### WHAT YOU SHOULD DO
Output every line of the data exactly as it appears.

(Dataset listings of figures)
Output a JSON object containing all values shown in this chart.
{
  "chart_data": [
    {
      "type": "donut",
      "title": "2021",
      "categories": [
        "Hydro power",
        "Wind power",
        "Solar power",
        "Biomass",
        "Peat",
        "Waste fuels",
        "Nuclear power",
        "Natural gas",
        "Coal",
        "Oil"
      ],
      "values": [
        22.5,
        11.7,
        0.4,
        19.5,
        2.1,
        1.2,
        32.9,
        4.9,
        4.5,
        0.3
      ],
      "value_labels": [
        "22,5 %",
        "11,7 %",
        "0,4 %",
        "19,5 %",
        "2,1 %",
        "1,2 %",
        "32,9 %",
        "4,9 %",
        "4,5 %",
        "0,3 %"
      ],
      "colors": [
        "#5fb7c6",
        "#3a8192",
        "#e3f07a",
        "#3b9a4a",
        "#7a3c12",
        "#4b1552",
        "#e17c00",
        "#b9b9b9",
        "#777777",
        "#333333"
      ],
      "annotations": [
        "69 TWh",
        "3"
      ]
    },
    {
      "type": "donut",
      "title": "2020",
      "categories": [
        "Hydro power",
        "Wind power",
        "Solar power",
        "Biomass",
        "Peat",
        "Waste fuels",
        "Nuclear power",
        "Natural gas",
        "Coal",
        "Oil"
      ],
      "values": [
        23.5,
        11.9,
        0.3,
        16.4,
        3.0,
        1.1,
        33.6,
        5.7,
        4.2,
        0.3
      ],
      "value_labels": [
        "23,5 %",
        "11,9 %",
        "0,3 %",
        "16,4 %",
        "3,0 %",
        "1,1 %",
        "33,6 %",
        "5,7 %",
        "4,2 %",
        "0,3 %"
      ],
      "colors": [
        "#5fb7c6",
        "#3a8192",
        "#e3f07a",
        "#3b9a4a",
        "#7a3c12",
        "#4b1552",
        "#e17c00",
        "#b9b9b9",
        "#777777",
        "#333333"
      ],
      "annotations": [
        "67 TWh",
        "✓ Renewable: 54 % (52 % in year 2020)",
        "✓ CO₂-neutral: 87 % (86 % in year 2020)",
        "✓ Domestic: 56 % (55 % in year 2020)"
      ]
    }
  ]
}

### RESULT OF THIS TASK
Output a JSON object containing all values shown in this chart.
{
  "chart_data": [
    {
      "type": "donut",
      "title": "2021",
      "categories": [
        "Hydro power",
        "Wind power",
        "Solar power",
        "Biomass",
        "Peat",
        "Waste fuels",
        "Nuclear power",
        "Natural gas",
        "Coal",
        "Oil"
      ],
      "values": [
        22.5,
        11.7,
        0.4,
        19.5,
        2.1,
        1.2,
        32.9,
        4.9,
        4.5,
        0.3
      ],
      "value_labels": [
        "22,5 %",
        "11,7 %",
        "0,4 %",
        "19,5 %",
        "2,1 %",
        "1,2 %",
        "32,9 %",
        "4,9 %",
        "4,5 %",
        "0,3 %"
      ],
      "colors": [
        "#5fb7c6",
        "#3a8192",
        "#e3f07a",
        "#3b9a4a",
        "#7a3c12",
        "#4b1552",
        "#e17c00",
        "#b9b9b9",
        "#777777",
        "#333333"
      ],
      "annotations": [
        "69 TWh",
        "3"
      ]
    },
    {
      "type": "donut",
      "title": "2020",
      "categories": [
        "Hydro power",
        "Wind power",
        "Solar power",
        "Biomass",
        "Peat",
        "Waste fuels",
        "Nuclear power",
        "Natural gas",
        "Coal",
        "Oil"
      ],
      "values": [
        23.5,
        11.9,
        0.3,
        16.4,
        3.0,
        1.1,
        33.6,
        5.7,
        4.2,
        0.3
      ],
      "value_labels": [
        "23,5 %",
        "11,9 %",
        "0,3 %",
        "16,4 %",
        "3,0 %",
        "1,1 %",
        "33,6 %",
        "5,7 %",
        "4,2 %",
        "0,3 %"
      ],
      "colors": [
        "#5fb7c6",
        "#3a8192",
        "#e3f07a",
        "#3b9a4a",
        "#7a3c12",
        "#4b1552",
        "#e17c00",
        "#b9b9b9",
        "#777777",
        "#333333"
      ],
      "annotations": [
        "67 TWh",
        "✓ Renewable: 54 % (52 % in year 2020)",
        "✓ CO₂-neutral: 87 % (86 % in year 2020)",
        "✓ Domestic: 56 % (55 % in year 2020)"
      ]
    }
  ]
}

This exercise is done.